▶ [WRITTEN INSTRUCTION]:
Type out the records below verbatim, from their first line through the line that contains "signature (317, 1454, 405, 1474)", inclusive.

>> BEGIN DATASET RECORDS

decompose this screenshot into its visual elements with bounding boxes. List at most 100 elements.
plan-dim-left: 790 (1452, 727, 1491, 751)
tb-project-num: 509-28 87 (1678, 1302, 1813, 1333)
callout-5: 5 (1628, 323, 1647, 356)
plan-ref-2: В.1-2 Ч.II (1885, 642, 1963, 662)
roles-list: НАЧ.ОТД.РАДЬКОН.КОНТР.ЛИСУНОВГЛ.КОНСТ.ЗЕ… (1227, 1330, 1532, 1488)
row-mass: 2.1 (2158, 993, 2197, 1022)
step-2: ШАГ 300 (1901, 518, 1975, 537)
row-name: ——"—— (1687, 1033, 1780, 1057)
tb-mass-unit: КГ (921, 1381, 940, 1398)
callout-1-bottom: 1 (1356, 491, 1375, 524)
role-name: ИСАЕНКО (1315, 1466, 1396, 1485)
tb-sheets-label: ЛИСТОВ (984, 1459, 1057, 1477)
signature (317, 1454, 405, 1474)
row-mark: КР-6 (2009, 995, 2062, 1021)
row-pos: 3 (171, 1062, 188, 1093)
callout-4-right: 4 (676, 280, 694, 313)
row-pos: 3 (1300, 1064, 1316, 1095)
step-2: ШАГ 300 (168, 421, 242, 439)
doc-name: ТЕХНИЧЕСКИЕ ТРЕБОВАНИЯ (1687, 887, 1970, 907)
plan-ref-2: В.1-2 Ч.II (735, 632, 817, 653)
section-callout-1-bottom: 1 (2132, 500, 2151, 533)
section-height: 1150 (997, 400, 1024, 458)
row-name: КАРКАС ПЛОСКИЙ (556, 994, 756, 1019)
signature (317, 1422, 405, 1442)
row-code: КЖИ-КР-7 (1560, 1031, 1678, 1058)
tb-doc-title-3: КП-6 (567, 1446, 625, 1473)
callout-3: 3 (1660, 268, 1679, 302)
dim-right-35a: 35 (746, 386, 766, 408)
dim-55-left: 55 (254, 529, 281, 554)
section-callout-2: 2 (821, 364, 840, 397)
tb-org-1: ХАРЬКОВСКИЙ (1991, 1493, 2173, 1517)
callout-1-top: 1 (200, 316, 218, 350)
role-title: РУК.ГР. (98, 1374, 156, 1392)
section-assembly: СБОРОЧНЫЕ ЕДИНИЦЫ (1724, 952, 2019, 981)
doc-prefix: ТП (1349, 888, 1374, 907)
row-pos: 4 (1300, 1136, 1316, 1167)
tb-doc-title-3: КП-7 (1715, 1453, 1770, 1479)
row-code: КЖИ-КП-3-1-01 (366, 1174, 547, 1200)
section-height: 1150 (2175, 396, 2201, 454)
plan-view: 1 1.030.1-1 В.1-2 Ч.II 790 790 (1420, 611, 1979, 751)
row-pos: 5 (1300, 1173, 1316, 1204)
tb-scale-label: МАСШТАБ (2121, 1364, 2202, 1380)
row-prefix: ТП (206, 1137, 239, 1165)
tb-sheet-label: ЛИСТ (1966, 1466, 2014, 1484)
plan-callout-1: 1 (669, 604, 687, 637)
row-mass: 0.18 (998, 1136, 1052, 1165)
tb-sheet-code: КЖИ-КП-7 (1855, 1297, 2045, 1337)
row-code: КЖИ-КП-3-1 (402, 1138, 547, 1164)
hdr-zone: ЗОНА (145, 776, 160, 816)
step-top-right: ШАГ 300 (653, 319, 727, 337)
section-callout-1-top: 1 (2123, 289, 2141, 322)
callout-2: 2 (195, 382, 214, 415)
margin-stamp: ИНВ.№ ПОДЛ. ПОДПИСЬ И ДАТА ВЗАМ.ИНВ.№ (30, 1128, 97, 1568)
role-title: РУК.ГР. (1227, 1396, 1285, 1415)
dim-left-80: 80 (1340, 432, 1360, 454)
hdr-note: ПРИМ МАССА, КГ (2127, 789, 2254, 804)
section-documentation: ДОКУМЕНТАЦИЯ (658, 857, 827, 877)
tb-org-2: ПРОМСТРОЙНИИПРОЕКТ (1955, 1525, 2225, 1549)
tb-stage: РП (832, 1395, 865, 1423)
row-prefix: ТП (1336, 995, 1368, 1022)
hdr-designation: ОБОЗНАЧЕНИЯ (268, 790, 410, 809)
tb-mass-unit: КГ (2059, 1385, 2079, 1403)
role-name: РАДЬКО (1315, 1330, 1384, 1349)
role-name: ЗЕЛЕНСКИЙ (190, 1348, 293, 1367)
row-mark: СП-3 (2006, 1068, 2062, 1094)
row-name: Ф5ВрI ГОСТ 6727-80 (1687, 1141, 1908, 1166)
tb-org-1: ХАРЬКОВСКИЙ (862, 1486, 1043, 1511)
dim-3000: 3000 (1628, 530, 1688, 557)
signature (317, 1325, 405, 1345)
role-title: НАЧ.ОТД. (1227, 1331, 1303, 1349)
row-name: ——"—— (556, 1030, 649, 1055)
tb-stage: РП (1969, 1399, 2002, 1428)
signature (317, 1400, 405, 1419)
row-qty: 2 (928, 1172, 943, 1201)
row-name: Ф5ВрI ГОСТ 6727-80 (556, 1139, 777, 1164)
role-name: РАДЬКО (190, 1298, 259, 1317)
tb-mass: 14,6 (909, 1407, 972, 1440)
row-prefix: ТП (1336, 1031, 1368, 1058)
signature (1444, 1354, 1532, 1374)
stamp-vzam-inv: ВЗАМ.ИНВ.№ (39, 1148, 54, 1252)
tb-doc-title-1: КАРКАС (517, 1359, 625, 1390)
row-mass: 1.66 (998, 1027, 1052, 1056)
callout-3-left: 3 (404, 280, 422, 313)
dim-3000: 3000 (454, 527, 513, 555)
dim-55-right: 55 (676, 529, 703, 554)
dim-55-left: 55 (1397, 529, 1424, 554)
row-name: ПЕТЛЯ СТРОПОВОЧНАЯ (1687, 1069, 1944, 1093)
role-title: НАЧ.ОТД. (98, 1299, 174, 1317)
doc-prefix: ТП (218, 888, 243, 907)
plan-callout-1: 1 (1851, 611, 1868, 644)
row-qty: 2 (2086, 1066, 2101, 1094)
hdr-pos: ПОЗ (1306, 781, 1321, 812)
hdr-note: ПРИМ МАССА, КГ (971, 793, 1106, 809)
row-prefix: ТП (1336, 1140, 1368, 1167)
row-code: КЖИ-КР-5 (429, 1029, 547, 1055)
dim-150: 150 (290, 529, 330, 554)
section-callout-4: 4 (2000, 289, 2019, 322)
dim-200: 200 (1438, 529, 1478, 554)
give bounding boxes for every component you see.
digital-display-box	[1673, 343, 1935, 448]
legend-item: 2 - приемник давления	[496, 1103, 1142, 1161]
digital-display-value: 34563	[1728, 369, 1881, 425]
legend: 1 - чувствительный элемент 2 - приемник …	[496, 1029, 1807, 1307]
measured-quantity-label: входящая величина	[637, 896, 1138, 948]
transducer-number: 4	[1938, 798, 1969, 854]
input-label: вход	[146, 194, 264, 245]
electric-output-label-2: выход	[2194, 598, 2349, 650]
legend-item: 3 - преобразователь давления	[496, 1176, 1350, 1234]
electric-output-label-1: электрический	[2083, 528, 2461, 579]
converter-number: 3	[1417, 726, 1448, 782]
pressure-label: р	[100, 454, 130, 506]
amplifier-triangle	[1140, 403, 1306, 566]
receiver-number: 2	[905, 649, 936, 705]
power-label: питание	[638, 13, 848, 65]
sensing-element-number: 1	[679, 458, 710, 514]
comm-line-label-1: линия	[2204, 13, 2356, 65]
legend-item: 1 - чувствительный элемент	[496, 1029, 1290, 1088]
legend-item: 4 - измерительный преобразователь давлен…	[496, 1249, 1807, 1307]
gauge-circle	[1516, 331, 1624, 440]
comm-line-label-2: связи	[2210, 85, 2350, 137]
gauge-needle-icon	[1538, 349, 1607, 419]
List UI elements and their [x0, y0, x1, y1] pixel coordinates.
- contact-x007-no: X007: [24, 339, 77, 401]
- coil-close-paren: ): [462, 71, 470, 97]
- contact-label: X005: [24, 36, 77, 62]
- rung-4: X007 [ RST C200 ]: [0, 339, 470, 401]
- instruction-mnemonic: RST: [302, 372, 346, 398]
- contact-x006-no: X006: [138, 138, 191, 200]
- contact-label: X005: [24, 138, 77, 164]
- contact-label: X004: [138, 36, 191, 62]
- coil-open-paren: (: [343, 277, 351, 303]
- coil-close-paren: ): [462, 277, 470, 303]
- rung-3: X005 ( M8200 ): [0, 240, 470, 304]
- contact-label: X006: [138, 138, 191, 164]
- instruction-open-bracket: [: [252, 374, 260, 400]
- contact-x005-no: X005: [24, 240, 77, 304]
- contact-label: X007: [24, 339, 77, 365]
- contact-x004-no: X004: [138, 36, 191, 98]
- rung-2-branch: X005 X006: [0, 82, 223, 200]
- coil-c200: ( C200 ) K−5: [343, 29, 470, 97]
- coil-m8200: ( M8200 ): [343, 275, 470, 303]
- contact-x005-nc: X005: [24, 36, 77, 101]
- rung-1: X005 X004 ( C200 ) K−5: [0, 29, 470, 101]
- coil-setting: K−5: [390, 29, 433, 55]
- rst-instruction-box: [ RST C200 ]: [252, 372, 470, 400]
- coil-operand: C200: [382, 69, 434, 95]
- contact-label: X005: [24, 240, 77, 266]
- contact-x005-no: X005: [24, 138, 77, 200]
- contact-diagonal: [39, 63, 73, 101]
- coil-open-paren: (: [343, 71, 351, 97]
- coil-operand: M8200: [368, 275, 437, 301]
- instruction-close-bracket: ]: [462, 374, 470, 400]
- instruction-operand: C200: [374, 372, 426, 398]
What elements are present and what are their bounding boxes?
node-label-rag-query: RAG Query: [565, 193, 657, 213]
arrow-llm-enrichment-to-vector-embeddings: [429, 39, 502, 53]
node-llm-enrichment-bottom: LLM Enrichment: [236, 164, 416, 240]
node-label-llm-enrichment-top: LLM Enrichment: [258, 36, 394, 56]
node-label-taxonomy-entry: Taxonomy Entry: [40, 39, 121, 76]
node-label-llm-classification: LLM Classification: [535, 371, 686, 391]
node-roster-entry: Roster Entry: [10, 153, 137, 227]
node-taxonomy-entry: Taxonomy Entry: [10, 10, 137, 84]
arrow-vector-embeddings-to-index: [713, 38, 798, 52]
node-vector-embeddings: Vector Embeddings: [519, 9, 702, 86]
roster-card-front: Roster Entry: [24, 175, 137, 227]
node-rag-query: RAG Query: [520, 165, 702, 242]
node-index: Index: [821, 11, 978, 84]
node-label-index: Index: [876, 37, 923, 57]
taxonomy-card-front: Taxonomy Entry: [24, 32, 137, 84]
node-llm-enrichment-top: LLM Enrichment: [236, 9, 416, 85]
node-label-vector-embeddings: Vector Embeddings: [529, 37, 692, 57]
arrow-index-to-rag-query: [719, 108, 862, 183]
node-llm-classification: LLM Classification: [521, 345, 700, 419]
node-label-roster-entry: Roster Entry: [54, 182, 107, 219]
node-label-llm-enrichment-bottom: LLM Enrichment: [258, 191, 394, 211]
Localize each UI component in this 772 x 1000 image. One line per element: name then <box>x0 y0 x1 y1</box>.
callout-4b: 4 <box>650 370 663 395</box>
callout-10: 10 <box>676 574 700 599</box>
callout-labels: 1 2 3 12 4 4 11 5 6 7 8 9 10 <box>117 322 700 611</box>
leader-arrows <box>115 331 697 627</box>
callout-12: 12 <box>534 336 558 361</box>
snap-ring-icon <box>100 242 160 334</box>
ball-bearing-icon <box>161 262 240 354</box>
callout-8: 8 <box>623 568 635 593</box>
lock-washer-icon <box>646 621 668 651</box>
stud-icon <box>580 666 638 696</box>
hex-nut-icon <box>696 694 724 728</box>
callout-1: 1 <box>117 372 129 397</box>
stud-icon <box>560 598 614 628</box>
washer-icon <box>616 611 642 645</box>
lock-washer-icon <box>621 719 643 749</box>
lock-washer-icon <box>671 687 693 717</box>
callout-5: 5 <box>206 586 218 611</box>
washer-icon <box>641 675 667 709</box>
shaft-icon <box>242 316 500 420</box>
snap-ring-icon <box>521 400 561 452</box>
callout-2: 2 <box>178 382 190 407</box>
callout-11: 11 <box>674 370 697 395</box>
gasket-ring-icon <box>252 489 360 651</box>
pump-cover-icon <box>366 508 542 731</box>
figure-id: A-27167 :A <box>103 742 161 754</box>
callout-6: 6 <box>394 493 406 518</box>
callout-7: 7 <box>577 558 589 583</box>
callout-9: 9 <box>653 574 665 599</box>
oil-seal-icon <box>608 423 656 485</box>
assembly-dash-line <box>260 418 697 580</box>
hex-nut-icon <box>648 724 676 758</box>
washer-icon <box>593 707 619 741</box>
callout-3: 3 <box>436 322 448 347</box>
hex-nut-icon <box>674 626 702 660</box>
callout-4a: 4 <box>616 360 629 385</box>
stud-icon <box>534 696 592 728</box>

>> END DATASET RECORDS

▶ [SOLUTION TO THE EXERCISE]:
decompose this screenshot into its visual elements with bounding boxes. List at most 100 elements.
plan-dim-left: 790 (1452, 727, 1491, 751)
tb-project-num: 509-28 87 (1678, 1302, 1813, 1333)
callout-5: 5 (1628, 323, 1647, 356)
plan-ref-2: В.1-2 Ч.II (1885, 642, 1963, 662)
roles-list: НАЧ.ОТД.РАДЬКОН.КОНТР.ЛИСУНОВГЛ.КОНСТ.ЗЕ… (1227, 1330, 1532, 1488)
row-mass: 2.1 (2158, 993, 2197, 1022)
step-2: ШАГ 300 (1901, 518, 1975, 537)
row-name: ——"—— (1687, 1033, 1780, 1057)
tb-mass-unit: КГ (921, 1381, 940, 1398)
callout-1-bottom: 1 (1356, 491, 1375, 524)
role-name: ИСАЕНКО (1315, 1466, 1396, 1485)
tb-sheets-label: ЛИСТОВ (984, 1459, 1057, 1477)
signature (317, 1454, 405, 1474)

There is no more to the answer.